— What you are asked to do —
How many of the lines here include "oprócz"? Answer with a single number.

— Source material —
↓↓↓

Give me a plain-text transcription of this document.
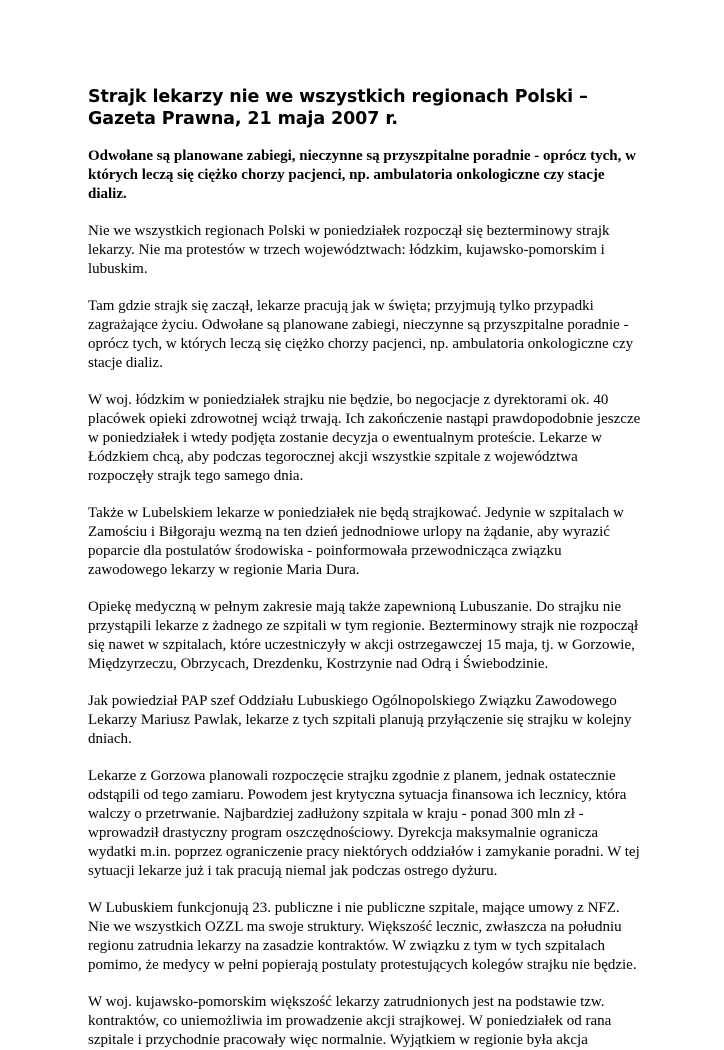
Strajk lekarzy nie we wszystkich regionach Polski – Gazeta Prawna, 21 maja 2007 r.

Odwołane są planowane zabiegi, nieczynne są przyszpitalne poradnie - oprócz tych, w których leczą się ciężko chorzy pacjenci, np. ambulatoria onkologiczne czy stacje dializ.

Nie we wszystkich regionach Polski w poniedziałek rozpoczął się bezterminowy strajk lekarzy. Nie ma protestów w trzech województwach: łódzkim, kujawsko-pomorskim i lubuskim.

Tam gdzie strajk się zaczął, lekarze pracują jak w święta; przyjmują tylko przypadki zagrażające życiu. Odwołane są planowane zabiegi, nieczynne są przyszpitalne poradnie - oprócz tych, w których leczą się ciężko chorzy pacjenci, np. ambulatoria onkologiczne czy stacje dializ.

W woj. łódzkim w poniedziałek strajku nie będzie, bo negocjacje z dyrektorami ok. 40 placówek opieki zdrowotnej wciąż trwają. Ich zakończenie nastąpi prawdopodobnie jeszcze w poniedziałek i wtedy podjęta zostanie decyzja o ewentualnym proteście. Lekarze w Łódzkiem chcą, aby podczas tegorocznej akcji wszystkie szpitale z województwa rozpoczęły strajk tego samego dnia.

Także w Lubelskiem lekarze w poniedziałek nie będą strajkować. Jedynie w szpitalach w Zamościu i Biłgoraju wezmą na ten dzień jednodniowe urlopy na żądanie, aby wyrazić poparcie dla postulatów środowiska - poinformowała przewodnicząca związku zawodowego lekarzy w regionie Maria Dura.

Opiekę medyczną w pełnym zakresie mają także zapewnioną Lubuszanie. Do strajku nie przystąpili lekarze z żadnego ze szpitali w tym regionie. Bezterminowy strajk nie rozpoczął się nawet w szpitalach, które uczestniczyły w akcji ostrzegawczej 15 maja, tj. w Gorzowie, Międzyrzeczu, Obrzycach, Drezdenku, Kostrzynie nad Odrą i Świebodzinie.

Jak powiedział PAP szef Oddziału Lubuskiego Ogólnopolskiego Związku Zawodowego Lekarzy Mariusz Pawlak, lekarze z tych szpitali planują przyłączenie się strajku w kolejny dniach.

Lekarze z Gorzowa planowali rozpoczęcie strajku zgodnie z planem, jednak ostatecznie odstąpili od tego zamiaru. Powodem jest krytyczna sytuacja finansowa ich lecznicy, która walczy o przetrwanie. Najbardziej zadłużony szpitala w kraju - ponad 300 mln zł - wprowadził drastyczny program oszczędnościowy. Dyrekcja maksymalnie ogranicza wydatki m.in. poprzez ograniczenie pracy niektórych oddziałów i zamykanie poradni. W tej sytuacji lekarze już i tak pracują niemal jak podczas ostrego dyżuru.

W Lubuskiem funkcjonują 23. publiczne i nie publiczne szpitale, mające umowy z NFZ. Nie we wszystkich OZZL ma swoje struktury. Większość lecznic, zwłaszcza na południu regionu zatrudnia lekarzy na zasadzie kontraktów. W związku z tym w tych szpitalach pomimo, że medycy w pełni popierają postulaty protestujących kolegów strajku nie będzie.

W woj. kujawsko-pomorskim większość lekarzy zatrudnionych jest na podstawie tzw. kontraktów, co uniemożliwia im prowadzenie akcji strajkowej. W poniedziałek od rana szpitale i przychodnie pracowały więc normalnie. Wyjątkiem w regionie była akcja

↑↑↑

— Complete response —
2